### DIRECTIONS
Every record below should be transcribed exactly. Omit the images.

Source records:
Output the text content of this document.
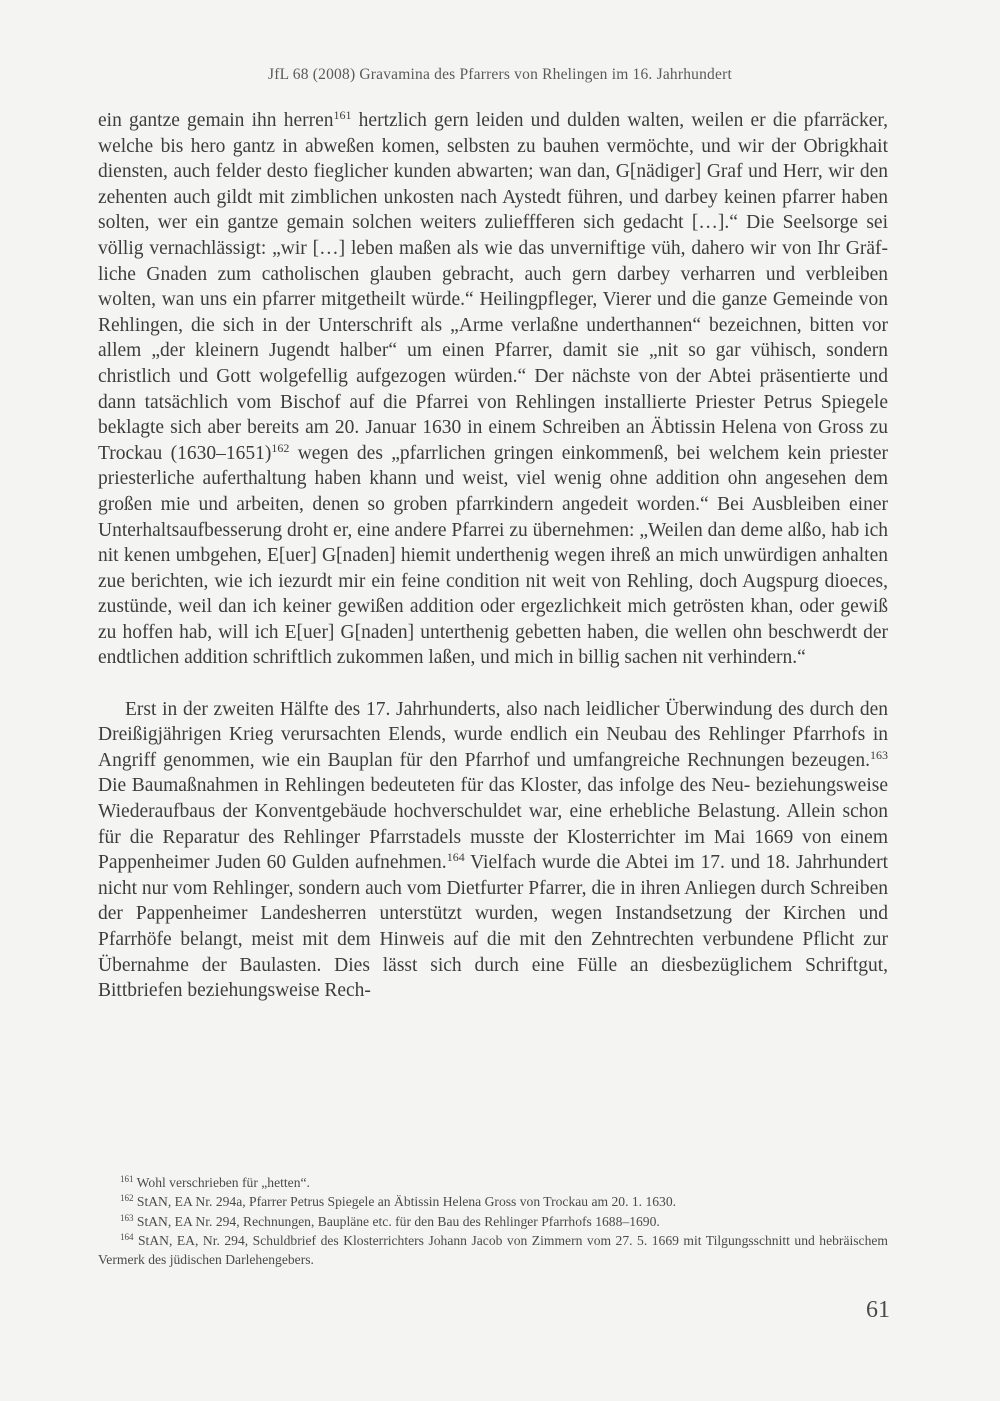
JfL 68 (2008) Gravamina des Pfarrers von Rhelingen im 16. Jahrhundert

ein gantze gemain ihn herren$^{161}$ hertzlich gern leiden und dulden walten, weilen er die pfarräcker, welche bis hero gantz in abweßen komen, selbsten zu bauhen vermöchte, und wir der Obrigkhait diensten, auch felder desto fieglicher kunden abwarten; wan dan, G[nädiger] Graf und Herr, wir den zehenten auch gildt mit zimblichen unkosten nach Aystedt führen, und darbey keinen pfarrer haben solten, wer ein gantze gemain solchen weiters zulieffferen sich gedacht […].“ Die Seelsorge sei völlig vernachlässigt: „wir […] leben maßen als wie das unverniftige vüh, dahero wir von Ihr Gräfliche Gnaden zum catholischen glauben gebracht, auch gern darbey verharren und verbleiben wolten, wan uns ein pfarrer mitgetheilt würde.“ Heilingpfleger, Vierer und die ganze Gemeinde von Rehlingen, die sich in der Unterschrift als „Arme verlaßne underthannen“ bezeichnen, bitten vor allem „der kleinern Jugendt halber“ um einen Pfarrer, damit sie „nit so gar vühisch, sondern christlich und Gott wolgefellig aufgezogen würden.“ Der nächste von der Abtei präsentierte und dann tatsächlich vom Bischof auf die Pfarrei von Rehlingen installierte Priester Petrus Spiegele beklagte sich aber bereits am 20. Januar 1630 in einem Schreiben an Äbtissin Helena von Gross zu Trockau (1630–1651)$^{162}$ wegen des „pfarrlichen gringen einkommenß, bei welchem kein priester priesterliche auferthaltung haben khann und weist, viel wenig ohne addition ohn angesehen dem großen mie und arbeiten, denen so groben pfarrkindern angedeit worden.“ Bei Ausbleiben einer Unterhaltsaufbesserung droht er, eine andere Pfarrei zu übernehmen: „Weilen dan deme alßo, hab ich nit kenen umbgehen, E[uer] G[naden] hiemit underthenig wegen ihreß an mich unwürdigen anhalten zue berichten, wie ich iezurdt mir ein feine condition nit weit von Rehling, doch Augspurg dioeces, zustünde, weil dan ich keiner gewißen addition oder ergezlichkeit mich getrösten khan, oder gewiß zu hoffen hab, will ich E[uer] G[naden] unterthenig gebetten haben, die wellen ohn beschwerdt der endtlichen addition schriftlich zukommen laßen, und mich in billig sachen nit verhindern.“

Erst in der zweiten Hälfte des 17. Jahrhunderts, also nach leidlicher Überwindung des durch den Dreißigjährigen Krieg verursachten Elends, wurde endlich ein Neubau des Rehlinger Pfarrhofs in Angriff genommen, wie ein Bauplan für den Pfarrhof und umfangreiche Rechnungen bezeugen.$^{163}$ Die Baumaßnahmen in Rehlingen bedeuteten für das Kloster, das infolge des Neu- beziehungsweise Wiederaufbaus der Konventgebäude hochverschuldet war, eine erhebliche Belastung. Allein schon für die Reparatur des Rehlinger Pfarrstadels musste der Klosterrichter im Mai 1669 von einem Pappenheimer Juden 60 Gulden aufnehmen.$^{164}$ Vielfach wurde die Abtei im 17. und 18. Jahrhundert nicht nur vom Rehlinger, sondern auch vom Dietfurter Pfarrer, die in ihren Anliegen durch Schreiben der Pappenheimer Landesherren unterstützt wurden, wegen Instandsetzung der Kirchen und Pfarrhöfe belangt, meist mit dem Hinweis auf die mit den Zehntrechten verbundene Pflicht zur Übernahme der Baulasten. Dies lässt sich durch eine Fülle an diesbezüglichem Schriftgut, Bittbriefen beziehungsweise Rech-

$^{161}$ Wohl verschrieben für „hetten“.

$^{162}$ StAN, EA Nr. 294a, Pfarrer Petrus Spiegele an Äbtissin Helena Gross von Trockau am 20. 1. 1630.

$^{163}$ StAN, EA Nr. 294, Rechnungen, Baupläne etc. für den Bau des Rehlinger Pfarrhofs 1688–1690.

$^{164}$ StAN, EA, Nr. 294, Schuldbrief des Klosterrichters Johann Jacob von Zimmern vom 27. 5. 1669 mit Tilgungsschnitt und hebräischem Vermerk des jüdischen Darlehengebers.

61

### REPLY TO THE TASK
Output the text content of this document.
JfL 68 (2008) Gravamina des Pfarrers von Rhelingen im 16. Jahrhundert

ein gantze gemain ihn herren$^{161}$ hertzlich gern leiden und dulden walten, weilen er die pfarräcker, welche bis hero gantz in abweßen komen, selbsten zu bauhen vermöchte, und wir der Obrigkhait diensten, auch felder desto fieglicher kunden abwarten; wan dan, G[nädiger] Graf und Herr, wir den zehenten auch gildt mit zimblichen unkosten nach Aystedt führen, und darbey keinen pfarrer haben solten, wer ein gantze gemain solchen weiters zulieffferen sich gedacht […].“ Die Seelsorge sei völlig vernachlässigt: „wir […] leben maßen als wie das unverniftige vüh, dahero wir von Ihr Gräfliche Gnaden zum catholischen glauben gebracht, auch gern darbey verharren und verbleiben wolten, wan uns ein pfarrer mitgetheilt würde.“ Heilingpfleger, Vierer und die ganze Gemeinde von Rehlingen, die sich in der Unterschrift als „Arme verlaßne underthannen“ bezeichnen, bitten vor allem „der kleinern Jugendt halber“ um einen Pfarrer, damit sie „nit so gar vühisch, sondern christlich und Gott wolgefellig aufgezogen würden.“ Der nächste von der Abtei präsentierte und dann tatsächlich vom Bischof auf die Pfarrei von Rehlingen installierte Priester Petrus Spiegele beklagte sich aber bereits am 20. Januar 1630 in einem Schreiben an Äbtissin Helena von Gross zu Trockau (1630–1651)$^{162}$ wegen des „pfarrlichen gringen einkommenß, bei welchem kein priester priesterliche auferthaltung haben khann und weist, viel wenig ohne addition ohn angesehen dem großen mie und arbeiten, denen so groben pfarrkindern angedeit worden.“ Bei Ausbleiben einer Unterhaltsaufbesserung droht er, eine andere Pfarrei zu übernehmen: „Weilen dan deme alßo, hab ich nit kenen umbgehen, E[uer] G[naden] hiemit underthenig wegen ihreß an mich unwürdigen anhalten zue berichten, wie ich iezurdt mir ein feine condition nit weit von Rehling, doch Augspurg dioeces, zustünde, weil dan ich keiner gewißen addition oder ergezlichkeit mich getrösten khan, oder gewiß zu hoffen hab, will ich E[uer] G[naden] unterthenig gebetten haben, die wellen ohn beschwerdt der endtlichen addition schriftlich zukommen laßen, und mich in billig sachen nit verhindern.“

Erst in der zweiten Hälfte des 17. Jahrhunderts, also nach leidlicher Überwindung des durch den Dreißigjährigen Krieg verursachten Elends, wurde endlich ein Neubau des Rehlinger Pfarrhofs in Angriff genommen, wie ein Bauplan für den Pfarrhof und umfangreiche Rechnungen bezeugen.$^{163}$ Die Baumaßnahmen in Rehlingen bedeuteten für das Kloster, das infolge des Neu- beziehungsweise Wiederaufbaus der Konventgebäude hochverschuldet war, eine erhebliche Belastung. Allein schon für die Reparatur des Rehlinger Pfarrstadels musste der Klosterrichter im Mai 1669 von einem Pappenheimer Juden 60 Gulden aufnehmen.$^{164}$ Vielfach wurde die Abtei im 17. und 18. Jahrhundert nicht nur vom Rehlinger, sondern auch vom Dietfurter Pfarrer, die in ihren Anliegen durch Schreiben der Pappenheimer Landesherren unterstützt wurden, wegen Instandsetzung der Kirchen und Pfarrhöfe belangt, meist mit dem Hinweis auf die mit den Zehntrechten verbundene Pflicht zur Übernahme der Baulasten. Dies lässt sich durch eine Fülle an diesbezüglichem Schriftgut, Bittbriefen beziehungsweise Rech-

$^{161}$ Wohl verschrieben für „hetten“.

$^{162}$ StAN, EA Nr. 294a, Pfarrer Petrus Spiegele an Äbtissin Helena Gross von Trockau am 20. 1. 1630.

$^{163}$ StAN, EA Nr. 294, Rechnungen, Baupläne etc. für den Bau des Rehlinger Pfarrhofs 1688–1690.

$^{164}$ StAN, EA, Nr. 294, Schuldbrief des Klosterrichters Johann Jacob von Zimmern vom 27. 5. 1669 mit Tilgungsschnitt und hebräischem Vermerk des jüdischen Darlehengebers.

61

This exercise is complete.